■ **GIVEN REQUEST**:
Write out every entry exactly as it appears.

■ **Items listed in a dataset**:
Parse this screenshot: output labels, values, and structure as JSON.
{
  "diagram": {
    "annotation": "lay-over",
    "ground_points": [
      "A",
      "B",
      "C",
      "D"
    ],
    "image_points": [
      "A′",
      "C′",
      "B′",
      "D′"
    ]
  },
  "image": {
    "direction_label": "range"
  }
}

■ **WRITTEN ANSWER**:
Parse this screenshot: output labels, values, and structure as JSON.
{
  "diagram": {
    "annotation": "lay-over",
    "ground_points": [
      "A",
      "B",
      "C",
      "D"
    ],
    "image_points": [
      "A′",
      "C′",
      "B′",
      "D′"
    ]
  },
  "image": {
    "direction_label": "range"
  }
}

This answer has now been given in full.